• **Written request**
Substitute "tick-mark" for "rule-tick" in the material from its first line through the line containing "separator-cell — [171, 304, 196, 319]", inclusive. Give back only those lines, with nothing else changed.

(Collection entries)
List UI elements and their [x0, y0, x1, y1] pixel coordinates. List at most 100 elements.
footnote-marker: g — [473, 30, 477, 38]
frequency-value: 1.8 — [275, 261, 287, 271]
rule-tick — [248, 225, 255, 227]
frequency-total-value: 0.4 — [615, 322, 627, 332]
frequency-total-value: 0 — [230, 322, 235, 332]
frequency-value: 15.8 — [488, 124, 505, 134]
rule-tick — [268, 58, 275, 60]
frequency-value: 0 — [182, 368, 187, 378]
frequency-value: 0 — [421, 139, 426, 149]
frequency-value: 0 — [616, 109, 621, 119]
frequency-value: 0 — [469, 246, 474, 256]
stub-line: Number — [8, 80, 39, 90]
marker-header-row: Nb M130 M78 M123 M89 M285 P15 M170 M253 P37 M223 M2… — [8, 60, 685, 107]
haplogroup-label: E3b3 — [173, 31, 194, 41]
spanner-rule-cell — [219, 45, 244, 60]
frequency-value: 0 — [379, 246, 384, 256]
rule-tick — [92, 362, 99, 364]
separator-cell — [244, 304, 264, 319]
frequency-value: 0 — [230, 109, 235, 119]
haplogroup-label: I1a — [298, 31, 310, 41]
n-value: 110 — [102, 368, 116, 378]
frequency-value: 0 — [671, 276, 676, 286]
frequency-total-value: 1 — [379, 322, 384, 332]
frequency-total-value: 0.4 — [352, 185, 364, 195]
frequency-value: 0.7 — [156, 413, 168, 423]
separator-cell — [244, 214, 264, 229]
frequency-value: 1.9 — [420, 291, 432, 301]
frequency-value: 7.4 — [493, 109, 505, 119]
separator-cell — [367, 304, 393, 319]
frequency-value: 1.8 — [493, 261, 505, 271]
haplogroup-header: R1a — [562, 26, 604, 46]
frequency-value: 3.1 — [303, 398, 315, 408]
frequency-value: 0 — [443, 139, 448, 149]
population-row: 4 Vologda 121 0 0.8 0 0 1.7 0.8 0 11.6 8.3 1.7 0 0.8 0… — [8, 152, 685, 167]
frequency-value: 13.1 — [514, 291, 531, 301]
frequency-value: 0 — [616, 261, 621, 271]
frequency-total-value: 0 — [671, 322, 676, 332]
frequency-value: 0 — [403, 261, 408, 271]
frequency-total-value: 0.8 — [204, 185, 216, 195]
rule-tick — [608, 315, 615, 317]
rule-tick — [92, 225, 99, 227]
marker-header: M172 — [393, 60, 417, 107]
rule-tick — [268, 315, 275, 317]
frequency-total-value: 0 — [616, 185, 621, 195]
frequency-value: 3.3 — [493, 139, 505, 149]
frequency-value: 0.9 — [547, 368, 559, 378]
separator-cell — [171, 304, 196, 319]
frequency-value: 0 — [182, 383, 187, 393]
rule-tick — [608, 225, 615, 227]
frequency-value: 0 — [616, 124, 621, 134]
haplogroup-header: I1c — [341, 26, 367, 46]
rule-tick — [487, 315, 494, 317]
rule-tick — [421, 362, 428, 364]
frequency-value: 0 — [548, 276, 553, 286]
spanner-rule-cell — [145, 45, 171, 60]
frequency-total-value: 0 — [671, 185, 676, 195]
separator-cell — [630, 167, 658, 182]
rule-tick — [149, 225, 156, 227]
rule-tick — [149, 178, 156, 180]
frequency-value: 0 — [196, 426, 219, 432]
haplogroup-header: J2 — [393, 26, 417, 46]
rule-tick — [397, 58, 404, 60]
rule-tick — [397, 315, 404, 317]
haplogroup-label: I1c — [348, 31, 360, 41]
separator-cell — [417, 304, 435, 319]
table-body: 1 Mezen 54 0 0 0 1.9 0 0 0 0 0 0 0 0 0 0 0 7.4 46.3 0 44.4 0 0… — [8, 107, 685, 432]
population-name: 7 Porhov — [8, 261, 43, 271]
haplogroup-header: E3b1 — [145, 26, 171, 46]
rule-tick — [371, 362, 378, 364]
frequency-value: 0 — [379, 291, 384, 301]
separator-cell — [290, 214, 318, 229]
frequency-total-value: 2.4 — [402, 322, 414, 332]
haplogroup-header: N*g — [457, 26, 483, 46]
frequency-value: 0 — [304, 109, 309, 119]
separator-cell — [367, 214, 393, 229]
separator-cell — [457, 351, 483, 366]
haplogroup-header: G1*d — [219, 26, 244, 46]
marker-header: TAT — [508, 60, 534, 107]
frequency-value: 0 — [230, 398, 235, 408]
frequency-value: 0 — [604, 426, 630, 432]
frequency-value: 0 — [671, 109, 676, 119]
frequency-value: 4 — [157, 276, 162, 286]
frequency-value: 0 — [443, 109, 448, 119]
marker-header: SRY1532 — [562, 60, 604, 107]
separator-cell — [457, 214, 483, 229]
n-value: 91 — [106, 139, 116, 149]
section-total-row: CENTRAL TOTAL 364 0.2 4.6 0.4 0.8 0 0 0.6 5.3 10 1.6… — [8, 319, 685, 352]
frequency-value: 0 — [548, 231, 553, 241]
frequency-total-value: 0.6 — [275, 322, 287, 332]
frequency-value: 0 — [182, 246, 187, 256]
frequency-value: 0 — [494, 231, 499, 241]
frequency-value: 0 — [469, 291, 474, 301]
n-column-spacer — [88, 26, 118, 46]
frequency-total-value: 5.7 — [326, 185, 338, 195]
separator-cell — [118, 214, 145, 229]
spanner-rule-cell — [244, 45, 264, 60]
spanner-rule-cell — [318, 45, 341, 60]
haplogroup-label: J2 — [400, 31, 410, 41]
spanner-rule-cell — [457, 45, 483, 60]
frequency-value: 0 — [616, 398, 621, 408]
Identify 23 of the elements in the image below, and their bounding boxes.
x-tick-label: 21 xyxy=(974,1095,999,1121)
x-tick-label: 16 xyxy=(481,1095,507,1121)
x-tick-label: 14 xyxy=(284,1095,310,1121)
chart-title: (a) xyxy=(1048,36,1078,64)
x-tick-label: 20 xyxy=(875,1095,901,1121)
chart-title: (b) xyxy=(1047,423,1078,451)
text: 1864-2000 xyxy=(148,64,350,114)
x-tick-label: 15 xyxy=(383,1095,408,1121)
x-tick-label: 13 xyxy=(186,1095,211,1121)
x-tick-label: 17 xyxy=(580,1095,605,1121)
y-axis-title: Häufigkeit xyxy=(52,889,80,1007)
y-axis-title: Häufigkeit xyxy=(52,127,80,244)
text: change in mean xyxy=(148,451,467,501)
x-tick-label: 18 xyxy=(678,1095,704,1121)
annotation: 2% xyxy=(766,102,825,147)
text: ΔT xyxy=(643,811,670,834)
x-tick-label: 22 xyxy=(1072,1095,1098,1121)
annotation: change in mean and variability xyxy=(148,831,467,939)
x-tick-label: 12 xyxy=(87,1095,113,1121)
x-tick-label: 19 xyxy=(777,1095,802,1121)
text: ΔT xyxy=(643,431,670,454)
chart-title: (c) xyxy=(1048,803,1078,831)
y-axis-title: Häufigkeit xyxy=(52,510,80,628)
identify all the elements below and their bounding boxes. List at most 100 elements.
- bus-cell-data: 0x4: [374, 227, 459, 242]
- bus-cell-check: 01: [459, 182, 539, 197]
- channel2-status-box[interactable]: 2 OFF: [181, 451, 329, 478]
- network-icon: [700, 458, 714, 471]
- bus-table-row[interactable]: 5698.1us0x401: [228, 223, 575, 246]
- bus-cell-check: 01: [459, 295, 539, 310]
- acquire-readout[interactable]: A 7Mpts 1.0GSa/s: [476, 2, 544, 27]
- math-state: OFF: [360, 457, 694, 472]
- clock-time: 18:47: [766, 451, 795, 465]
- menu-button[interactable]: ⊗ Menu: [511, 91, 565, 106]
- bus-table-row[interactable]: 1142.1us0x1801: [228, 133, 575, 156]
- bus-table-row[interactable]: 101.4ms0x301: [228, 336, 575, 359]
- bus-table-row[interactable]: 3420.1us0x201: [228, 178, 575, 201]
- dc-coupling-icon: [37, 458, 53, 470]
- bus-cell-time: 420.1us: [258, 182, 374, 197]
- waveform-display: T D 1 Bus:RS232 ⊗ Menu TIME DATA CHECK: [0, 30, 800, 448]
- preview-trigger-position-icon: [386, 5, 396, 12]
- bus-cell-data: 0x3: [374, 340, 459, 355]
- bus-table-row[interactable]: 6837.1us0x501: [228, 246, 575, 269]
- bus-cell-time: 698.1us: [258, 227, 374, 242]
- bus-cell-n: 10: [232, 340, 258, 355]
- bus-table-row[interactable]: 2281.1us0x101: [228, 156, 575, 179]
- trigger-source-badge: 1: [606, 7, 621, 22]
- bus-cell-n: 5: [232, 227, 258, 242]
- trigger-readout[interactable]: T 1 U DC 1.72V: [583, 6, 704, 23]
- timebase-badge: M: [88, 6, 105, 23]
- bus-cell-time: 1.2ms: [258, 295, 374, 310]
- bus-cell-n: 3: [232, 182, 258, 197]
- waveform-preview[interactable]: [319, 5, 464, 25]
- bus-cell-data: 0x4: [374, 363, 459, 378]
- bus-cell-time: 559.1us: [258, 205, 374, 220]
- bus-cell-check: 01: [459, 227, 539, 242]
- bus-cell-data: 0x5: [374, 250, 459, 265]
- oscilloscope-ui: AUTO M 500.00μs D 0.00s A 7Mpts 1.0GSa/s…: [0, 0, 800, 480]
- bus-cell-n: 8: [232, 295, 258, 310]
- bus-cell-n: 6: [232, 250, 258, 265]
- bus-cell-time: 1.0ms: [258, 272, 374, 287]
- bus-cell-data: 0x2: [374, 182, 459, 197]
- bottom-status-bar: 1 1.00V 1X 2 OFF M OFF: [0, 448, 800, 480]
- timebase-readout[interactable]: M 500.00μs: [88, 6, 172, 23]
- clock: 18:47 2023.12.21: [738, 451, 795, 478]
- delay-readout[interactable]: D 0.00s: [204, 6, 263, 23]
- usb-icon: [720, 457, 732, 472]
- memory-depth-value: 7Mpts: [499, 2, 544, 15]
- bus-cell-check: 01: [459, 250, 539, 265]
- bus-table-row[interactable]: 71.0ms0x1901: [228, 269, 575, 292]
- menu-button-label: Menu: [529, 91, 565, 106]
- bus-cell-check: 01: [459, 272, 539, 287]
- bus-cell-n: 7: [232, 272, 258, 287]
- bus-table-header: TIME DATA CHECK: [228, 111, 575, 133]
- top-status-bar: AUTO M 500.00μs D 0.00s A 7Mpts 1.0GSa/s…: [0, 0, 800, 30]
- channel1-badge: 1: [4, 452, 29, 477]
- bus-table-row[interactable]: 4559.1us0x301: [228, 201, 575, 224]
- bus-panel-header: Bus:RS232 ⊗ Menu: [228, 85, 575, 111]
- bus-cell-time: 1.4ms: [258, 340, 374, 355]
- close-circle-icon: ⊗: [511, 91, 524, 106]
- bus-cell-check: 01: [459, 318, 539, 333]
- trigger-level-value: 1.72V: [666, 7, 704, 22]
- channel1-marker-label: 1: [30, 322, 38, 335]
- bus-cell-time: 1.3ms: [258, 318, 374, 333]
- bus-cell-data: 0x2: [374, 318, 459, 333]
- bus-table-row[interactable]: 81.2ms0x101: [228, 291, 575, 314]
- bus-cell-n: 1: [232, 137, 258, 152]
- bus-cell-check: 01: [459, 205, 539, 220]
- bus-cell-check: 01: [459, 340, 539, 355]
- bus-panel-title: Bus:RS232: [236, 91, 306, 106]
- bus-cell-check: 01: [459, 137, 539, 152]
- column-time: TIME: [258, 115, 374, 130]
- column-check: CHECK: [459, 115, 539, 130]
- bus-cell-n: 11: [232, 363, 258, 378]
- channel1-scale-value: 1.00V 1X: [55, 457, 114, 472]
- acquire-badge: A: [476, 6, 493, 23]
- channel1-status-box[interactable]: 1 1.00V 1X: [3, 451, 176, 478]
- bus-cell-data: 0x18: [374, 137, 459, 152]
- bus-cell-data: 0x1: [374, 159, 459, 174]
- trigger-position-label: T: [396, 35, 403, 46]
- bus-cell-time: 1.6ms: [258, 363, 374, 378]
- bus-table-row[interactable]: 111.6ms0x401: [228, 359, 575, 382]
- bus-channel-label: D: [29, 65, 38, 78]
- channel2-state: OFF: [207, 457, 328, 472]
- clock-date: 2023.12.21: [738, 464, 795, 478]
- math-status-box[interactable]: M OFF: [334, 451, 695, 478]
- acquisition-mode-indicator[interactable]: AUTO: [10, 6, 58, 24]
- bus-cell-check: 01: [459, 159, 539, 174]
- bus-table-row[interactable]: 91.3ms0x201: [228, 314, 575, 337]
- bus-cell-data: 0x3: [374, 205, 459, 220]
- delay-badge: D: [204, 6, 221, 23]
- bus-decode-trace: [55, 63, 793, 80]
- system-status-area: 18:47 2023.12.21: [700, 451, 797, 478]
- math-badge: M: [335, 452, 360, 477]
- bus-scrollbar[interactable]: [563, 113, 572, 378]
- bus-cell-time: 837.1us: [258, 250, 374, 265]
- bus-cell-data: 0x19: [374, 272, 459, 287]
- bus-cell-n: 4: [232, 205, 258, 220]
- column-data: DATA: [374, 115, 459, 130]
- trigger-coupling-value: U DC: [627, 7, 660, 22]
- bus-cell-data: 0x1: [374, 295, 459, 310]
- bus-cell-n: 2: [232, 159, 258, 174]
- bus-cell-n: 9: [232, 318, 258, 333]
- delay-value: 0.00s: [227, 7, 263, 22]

• **Solved exercise**
List UI elements and their [x0, y0, x1, y1] pixel coordinates. List at most 100 elements.
footnote-marker: g — [473, 30, 477, 38]
frequency-value: 1.8 — [275, 261, 287, 271]
tick-mark — [248, 225, 255, 227]
frequency-total-value: 0.4 — [615, 322, 627, 332]
frequency-total-value: 0 — [230, 322, 235, 332]
frequency-value: 15.8 — [488, 124, 505, 134]
tick-mark — [268, 58, 275, 60]
frequency-value: 0 — [182, 368, 187, 378]
frequency-value: 0 — [421, 139, 426, 149]
frequency-value: 0 — [616, 109, 621, 119]
frequency-value: 0 — [469, 246, 474, 256]
stub-line: Number — [8, 80, 39, 90]
marker-header-row: Nb M130 M78 M123 M89 M285 P15 M170 M253 P37 M223 M2… — [8, 60, 685, 107]
haplogroup-label: E3b3 — [173, 31, 194, 41]
spanner-rule-cell — [219, 45, 244, 60]
frequency-value: 0 — [379, 246, 384, 256]
tick-mark — [92, 362, 99, 364]
separator-cell — [244, 304, 264, 319]
frequency-value: 0 — [230, 109, 235, 119]
haplogroup-label: I1a — [298, 31, 310, 41]
n-value: 110 — [102, 368, 116, 378]
frequency-value: 0 — [671, 276, 676, 286]
frequency-total-value: 1 — [379, 322, 384, 332]
frequency-total-value: 0.4 — [352, 185, 364, 195]
frequency-value: 0.7 — [156, 413, 168, 423]
separator-cell — [244, 214, 264, 229]
frequency-value: 1.9 — [420, 291, 432, 301]
frequency-value: 7.4 — [493, 109, 505, 119]
separator-cell — [367, 304, 393, 319]
frequency-value: 1.8 — [493, 261, 505, 271]
haplogroup-header: R1a — [562, 26, 604, 46]
frequency-value: 3.1 — [303, 398, 315, 408]
frequency-value: 0 — [443, 139, 448, 149]
population-row: 4 Vologda 121 0 0.8 0 0 1.7 0.8 0 11.6 8.3 1.7 0 0.8 0… — [8, 152, 685, 167]
frequency-value: 13.1 — [514, 291, 531, 301]
frequency-value: 0 — [616, 261, 621, 271]
frequency-total-value: 0 — [671, 322, 676, 332]
frequency-value: 0 — [403, 261, 408, 271]
frequency-total-value: 0.8 — [204, 185, 216, 195]
tick-mark — [608, 315, 615, 317]
tick-mark — [92, 225, 99, 227]
marker-header: M172 — [393, 60, 417, 107]
tick-mark — [268, 315, 275, 317]
frequency-total-value: 0 — [616, 185, 621, 195]
frequency-value: 3.3 — [493, 139, 505, 149]
frequency-value: 0.9 — [547, 368, 559, 378]
separator-cell — [171, 304, 196, 319]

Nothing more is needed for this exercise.